» PROBLEM STATEMENT
Copy all the entries below exactly, but not the pictures.

» SUPPLIED MATERIAL
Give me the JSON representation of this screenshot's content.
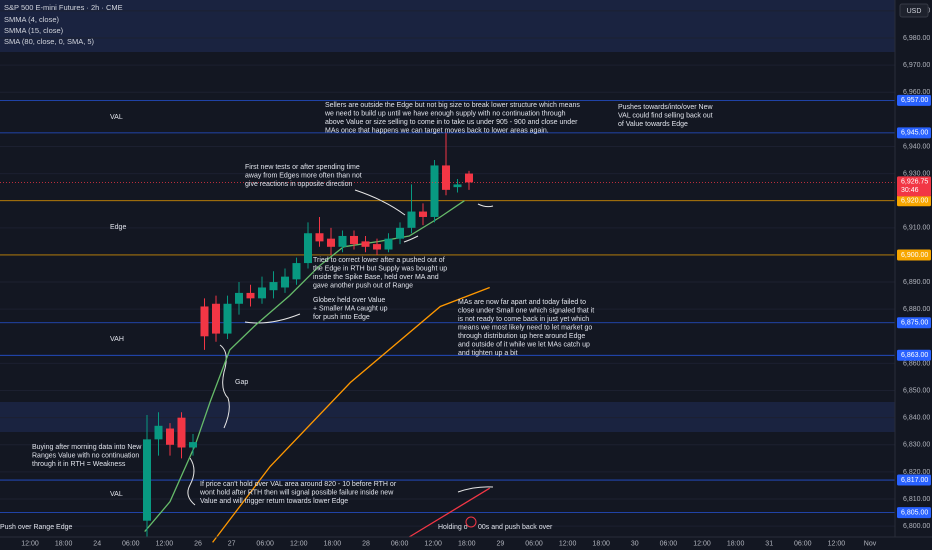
{
  "chart_data": {
    "type": "candlestick",
    "title": "S&P 500 E-mini Futures · 2h · CME",
    "currency": "USD",
    "legend": [
      "SMMA (4, close)",
      "SMMA (15, close)",
      "SMA (80, close, 0, SMA, 5)"
    ],
    "ylim": [
      6796,
      6994
    ],
    "yticks": [
      {
        "value": 6800,
        "label": "6,800.00"
      },
      {
        "value": 6810,
        "label": "6,810.00"
      },
      {
        "value": 6820,
        "label": "6,820.00"
      },
      {
        "value": 6830,
        "label": "6,830.00"
      },
      {
        "value": 6840,
        "label": "6,840.00"
      },
      {
        "value": 6850,
        "label": "6,850.00"
      },
      {
        "value": 6860,
        "label": "6,860.00"
      },
      {
        "value": 6880,
        "label": "6,880.00"
      },
      {
        "value": 6890,
        "label": "6,890.00"
      },
      {
        "value": 6910,
        "label": "6,910.00"
      },
      {
        "value": 6930,
        "label": "6,930.00"
      },
      {
        "value": 6940,
        "label": "6,940.00"
      },
      {
        "value": 6960,
        "label": "6,960.00"
      },
      {
        "value": 6970,
        "label": "6,970.00"
      },
      {
        "value": 6980,
        "label": "6,980.00"
      },
      {
        "value": 6990,
        "label": "6,990.00"
      }
    ],
    "grid": true,
    "x_labels": [
      "12:00",
      "18:00",
      "24",
      "06:00",
      "12:00",
      "26",
      "27",
      "06:00",
      "12:00",
      "18:00",
      "28",
      "06:00",
      "12:00",
      "18:00",
      "29",
      "06:00",
      "12:00",
      "18:00",
      "30",
      "06:00",
      "12:00",
      "18:00",
      "31",
      "06:00",
      "12:00",
      "Nov"
    ],
    "up_color": "#089981",
    "down_color": "#f23645",
    "candles": {
      "open": [
        6802,
        6832,
        6836,
        6840,
        6829,
        6881,
        6882,
        6871,
        6882,
        6886,
        6884,
        6887,
        6888,
        6891,
        6897,
        6908,
        6906,
        6903,
        6907,
        6905,
        6904,
        6902,
        6906,
        6910,
        6916,
        6914,
        6933,
        6925,
        6930
      ],
      "high": [
        6841,
        6842,
        6838,
        6842,
        6834,
        6884,
        6885,
        6885,
        6890,
        6889,
        6892,
        6894,
        6895,
        6899,
        6912,
        6914,
        6910,
        6909,
        6909,
        6907,
        6906,
        6908,
        6912,
        6926,
        6919,
        6935,
        6945,
        6928,
        6931
      ],
      "low": [
        6796,
        6826,
        6826,
        6825,
        6826,
        6865,
        6868,
        6869,
        6878,
        6881,
        6882,
        6884,
        6886,
        6889,
        6895,
        6903,
        6900,
        6901,
        6902,
        6901,
        6900,
        6901,
        6904,
        6908,
        6911,
        6912,
        6922,
        6923,
        6924
      ],
      "close": [
        6832,
        6837,
        6830,
        6829,
        6831,
        6870,
        6871,
        6882,
        6886,
        6884,
        6888,
        6890,
        6892,
        6897,
        6908,
        6905,
        6903,
        6907,
        6904,
        6903,
        6902,
        6906,
        6910,
        6916,
        6914,
        6933,
        6924,
        6926,
        6926.75
      ]
    },
    "lines": [
      {
        "color": "#66bb6a",
        "x": [
          -0.2,
          2,
          4.2,
          5.5,
          7.2,
          9.4,
          12.4,
          15,
          17.1,
          20.2,
          22.8,
          25.5,
          27.6
        ],
        "values": [
          6798,
          6809,
          6830,
          6846,
          6865,
          6874,
          6885,
          6896,
          6903,
          6905,
          6907,
          6914,
          6920
        ]
      },
      {
        "color": "#ff9800",
        "x": [
          5.7,
          10.7,
          17.7,
          25.5,
          29.8
        ],
        "values": [
          6794,
          6822,
          6853,
          6881,
          6888
        ]
      },
      {
        "color": "#f23645",
        "x": [
          22.8,
          29.8
        ],
        "values": [
          6796,
          6814
        ]
      }
    ],
    "levels": [
      {
        "value": 6957,
        "label": "6,957.00",
        "color": "#2962ff"
      },
      {
        "value": 6945,
        "label": "6,945.00",
        "color": "#2962ff"
      },
      {
        "value": 6920,
        "label": "6,920.00",
        "color": "#f7a600"
      },
      {
        "value": 6900,
        "label": "6,900.00",
        "color": "#f7a600"
      },
      {
        "value": 6875,
        "label": "6,875.00",
        "color": "#2962ff"
      },
      {
        "value": 6863,
        "label": "6,863.00",
        "color": "#2962ff"
      },
      {
        "value": 6817,
        "label": "6,817.00",
        "color": "#2962ff"
      },
      {
        "value": 6805,
        "label": "6,805.00",
        "color": "#2962ff"
      }
    ],
    "last_price": {
      "value": 6926.75,
      "label": "6,926.75",
      "countdown": "30:46",
      "color": "#f23645"
    },
    "zones": [
      "VAL",
      "Edge",
      "VAH",
      "VAL"
    ],
    "annotations": [
      [
        "Sellers are outside the Edge but not big size to break lower structure which means",
        "we need to build up until we have enough supply with no continuation through",
        "above Value or size selling to come in to take us under 905 - 900 and close under",
        "MAs once that happens we can target moves back to lower areas again."
      ],
      [
        "Pushes towards/into/over New",
        "VAL could find selling back out",
        "of Value towards Edge"
      ],
      [
        "First new tests or after spending time",
        "away from Edges more often than not",
        "give reactions in opposite direction"
      ],
      [
        "Tried to correct lower after a pushed out of",
        "the Edge in RTH but Supply was bought up",
        "inside the Spike Base, held over MA and",
        "gave another push out of Range"
      ],
      [
        "Globex held over Value",
        "+ Smaller MA caught up",
        "for push into Edge"
      ],
      [
        "MAs are now far apart and today failed to",
        "close under Small one which signaled that it",
        "is not ready to come back in just yet which",
        "means we most likely need to let market go",
        "through distribution up here around Edge",
        "and outside of it while we let MAs catch up",
        "and tighten up a bit"
      ],
      [
        "Gap"
      ],
      [
        "Buying after morning data into New",
        "Ranges Value with no continuation",
        "through it in RTH = Weakness"
      ],
      [
        "If price can't hold over VAL area around 820 - 10 before RTH or",
        "wont hold after RTH then will signal possible failure inside new",
        "Value and will trigger return towards lower Edge"
      ],
      [
        "Push over Range Edge"
      ],
      [
        "Holding o"
      ],
      [
        "00s and push back over"
      ]
    ]
  }
}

» RESPONSE TO THIS TASK
Give me the JSON representation of this screenshot's content.
{
  "chart_data": {
    "type": "candlestick",
    "title": "S&P 500 E-mini Futures · 2h · CME",
    "currency": "USD",
    "legend": [
      "SMMA (4, close)",
      "SMMA (15, close)",
      "SMA (80, close, 0, SMA, 5)"
    ],
    "ylim": [
      6796,
      6994
    ],
    "yticks": [
      {
        "value": 6800,
        "label": "6,800.00"
      },
      {
        "value": 6810,
        "label": "6,810.00"
      },
      {
        "value": 6820,
        "label": "6,820.00"
      },
      {
        "value": 6830,
        "label": "6,830.00"
      },
      {
        "value": 6840,
        "label": "6,840.00"
      },
      {
        "value": 6850,
        "label": "6,850.00"
      },
      {
        "value": 6860,
        "label": "6,860.00"
      },
      {
        "value": 6880,
        "label": "6,880.00"
      },
      {
        "value": 6890,
        "label": "6,890.00"
      },
      {
        "value": 6910,
        "label": "6,910.00"
      },
      {
        "value": 6930,
        "label": "6,930.00"
      },
      {
        "value": 6940,
        "label": "6,940.00"
      },
      {
        "value": 6960,
        "label": "6,960.00"
      },
      {
        "value": 6970,
        "label": "6,970.00"
      },
      {
        "value": 6980,
        "label": "6,980.00"
      },
      {
        "value": 6990,
        "label": "6,990.00"
      }
    ],
    "grid": true,
    "x_labels": [
      "12:00",
      "18:00",
      "24",
      "06:00",
      "12:00",
      "26",
      "27",
      "06:00",
      "12:00",
      "18:00",
      "28",
      "06:00",
      "12:00",
      "18:00",
      "29",
      "06:00",
      "12:00",
      "18:00",
      "30",
      "06:00",
      "12:00",
      "18:00",
      "31",
      "06:00",
      "12:00",
      "Nov"
    ],
    "up_color": "#089981",
    "down_color": "#f23645",
    "candles": {
      "open": [
        6802,
        6832,
        6836,
        6840,
        6829,
        6881,
        6882,
        6871,
        6882,
        6886,
        6884,
        6887,
        6888,
        6891,
        6897,
        6908,
        6906,
        6903,
        6907,
        6905,
        6904,
        6902,
        6906,
        6910,
        6916,
        6914,
        6933,
        6925,
        6930
      ],
      "high": [
        6841,
        6842,
        6838,
        6842,
        6834,
        6884,
        6885,
        6885,
        6890,
        6889,
        6892,
        6894,
        6895,
        6899,
        6912,
        6914,
        6910,
        6909,
        6909,
        6907,
        6906,
        6908,
        6912,
        6926,
        6919,
        6935,
        6945,
        6928,
        6931
      ],
      "low": [
        6796,
        6826,
        6826,
        6825,
        6826,
        6865,
        6868,
        6869,
        6878,
        6881,
        6882,
        6884,
        6886,
        6889,
        6895,
        6903,
        6900,
        6901,
        6902,
        6901,
        6900,
        6901,
        6904,
        6908,
        6911,
        6912,
        6922,
        6923,
        6924
      ],
      "close": [
        6832,
        6837,
        6830,
        6829,
        6831,
        6870,
        6871,
        6882,
        6886,
        6884,
        6888,
        6890,
        6892,
        6897,
        6908,
        6905,
        6903,
        6907,
        6904,
        6903,
        6902,
        6906,
        6910,
        6916,
        6914,
        6933,
        6924,
        6926,
        6926.75
      ]
    },
    "lines": [
      {
        "color": "#66bb6a",
        "x": [
          -0.2,
          2,
          4.2,
          5.5,
          7.2,
          9.4,
          12.4,
          15,
          17.1,
          20.2,
          22.8,
          25.5,
          27.6
        ],
        "values": [
          6798,
          6809,
          6830,
          6846,
          6865,
          6874,
          6885,
          6896,
          6903,
          6905,
          6907,
          6914,
          6920
        ]
      },
      {
        "color": "#ff9800",
        "x": [
          5.7,
          10.7,
          17.7,
          25.5,
          29.8
        ],
        "values": [
          6794,
          6822,
          6853,
          6881,
          6888
        ]
      },
      {
        "color": "#f23645",
        "x": [
          22.8,
          29.8
        ],
        "values": [
          6796,
          6814
        ]
      }
    ],
    "levels": [
      {
        "value": 6957,
        "label": "6,957.00",
        "color": "#2962ff"
      },
      {
        "value": 6945,
        "label": "6,945.00",
        "color": "#2962ff"
      },
      {
        "value": 6920,
        "label": "6,920.00",
        "color": "#f7a600"
      },
      {
        "value": 6900,
        "label": "6,900.00",
        "color": "#f7a600"
      },
      {
        "value": 6875,
        "label": "6,875.00",
        "color": "#2962ff"
      },
      {
        "value": 6863,
        "label": "6,863.00",
        "color": "#2962ff"
      },
      {
        "value": 6817,
        "label": "6,817.00",
        "color": "#2962ff"
      },
      {
        "value": 6805,
        "label": "6,805.00",
        "color": "#2962ff"
      }
    ],
    "last_price": {
      "value": 6926.75,
      "label": "6,926.75",
      "countdown": "30:46",
      "color": "#f23645"
    },
    "zones": [
      "VAL",
      "Edge",
      "VAH",
      "VAL"
    ],
    "annotations": [
      [
        "Sellers are outside the Edge but not big size to break lower structure which means",
        "we need to build up until we have enough supply with no continuation through",
        "above Value or size selling to come in to take us under 905 - 900 and close under",
        "MAs once that happens we can target moves back to lower areas again."
      ],
      [
        "Pushes towards/into/over New",
        "VAL could find selling back out",
        "of Value towards Edge"
      ],
      [
        "First new tests or after spending time",
        "away from Edges more often than not",
        "give reactions in opposite direction"
      ],
      [
        "Tried to correct lower after a pushed out of",
        "the Edge in RTH but Supply was bought up",
        "inside the Spike Base, held over MA and",
        "gave another push out of Range"
      ],
      [
        "Globex held over Value",
        "+ Smaller MA caught up",
        "for push into Edge"
      ],
      [
        "MAs are now far apart and today failed to",
        "close under Small one which signaled that it",
        "is not ready to come back in just yet which",
        "means we most likely need to let market go",
        "through distribution up here around Edge",
        "and outside of it while we let MAs catch up",
        "and tighten up a bit"
      ],
      [
        "Gap"
      ],
      [
        "Buying after morning data into New",
        "Ranges Value with no continuation",
        "through it in RTH = Weakness"
      ],
      [
        "If price can't hold over VAL area around 820 - 10 before RTH or",
        "wont hold after RTH then will signal possible failure inside new",
        "Value and will trigger return towards lower Edge"
      ],
      [
        "Push over Range Edge"
      ],
      [
        "Holding o"
      ],
      [
        "00s and push back over"
      ]
    ]
  }
}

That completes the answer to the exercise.